Market orders are filled automatically at the best available rate, whereas limit orders offer more flexibility and will be filled when the market conditions reach those specified in the order.
Depending on the platform you use, the exchange will usually offer either crypto to crypto trading, fiat to crypto trading or both. As the names imply, an exchange offering crypto to crypto trading allows you to trade one cryptocurrency against another, e.g. BTC/ETH, whereas fiat to crypto trading allows you to trade fiat currencies against cryptocurrencies, e.g. BTC/USD.
These platforms can also be divided into two types: spot and derivatives exchanges. Spot exchanges are the most common type and allow traders to directly trade cryptocurrencies, whereas derivatives exchanges are more complex platforms where users trade derivatives like futures and options which track the value of an underlying cryptocurrency and are settled at a later date.
For the most part, those looking to trade Bitcoin for the first time will likely be best served by spot exchanges, whereas more advanced traders that need to trade on leverage or require increased order flexibility may prefer to trade on a derivatives exchange.

+ + + + + + +

◆ Exercise task A
In the text on cryptocurrency exchanges, what kind of exchange is named as the most common type?
◆ Exercise task B
Translate this sentence from the text on cryptocurrency exchanges into Spanish: "Market orders are filled automatically at the best available rate, whereas limit orders offer more flexibility and will be filled when the market conditions reach those specified in the order."
◆ Exercise task C
Carry on the text on cryptocurrency exchanges from its last sentence.

◆ Material
+ + + + + + +

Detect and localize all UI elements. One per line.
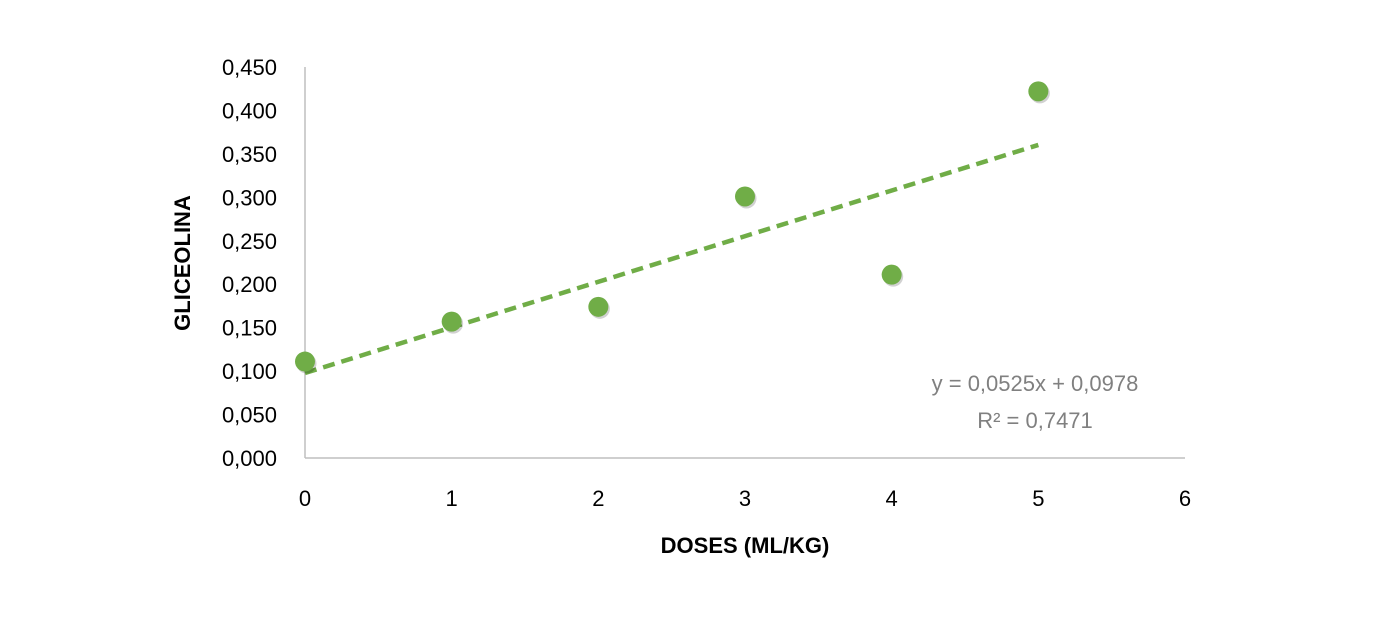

+ + + + + + +

◆ Exercise output A
Spot exchanges are the most common type.

◆ Exercise output B
Las órdenes de mercado se ejecutan automáticamente al mejor precio disponible, mientras que las órdenes limitadas ofrecen más flexibilidad y se ejecutarán cuando las condiciones del mercado alcancen las especificadas en la orden.

◆ Exercise output C
Getting started on an exchange usually requires a simple registration process which takes just minutes. After that, if you are using a crypto to crypto exchange, you may need to top up your balance using your external wallet, or add your debit/credit card to the exchange for fiat to crypto purchases.
Things to keep in mind
Exchanges charge fees
As businesses, digital currency exchanges make money by charging customers a small fee on each of their trades. For the most part, these fees are usually very low when buying Bitcoin with another cryptocurrency, but can be much higher when purchasing with a credit card, debit card or wire transfer.
The two most common types of fees you will encounter when buying digital currencies like Bitcoin are maker and taker fees. In short, taker fees are charged to trades that remove liquidity from the market, whereas maker fees are charged for orders that add liquidity to the market. Generally, the taker fee will be larger than the maker fee, though some platforms do charge a flat fee regardless of whether you are a maker or taker.
Depending on the liquidity of the exchange, you might also want to consider the spread. This is the difference between the lowest ask price and the highest ask price on a particular trade pair.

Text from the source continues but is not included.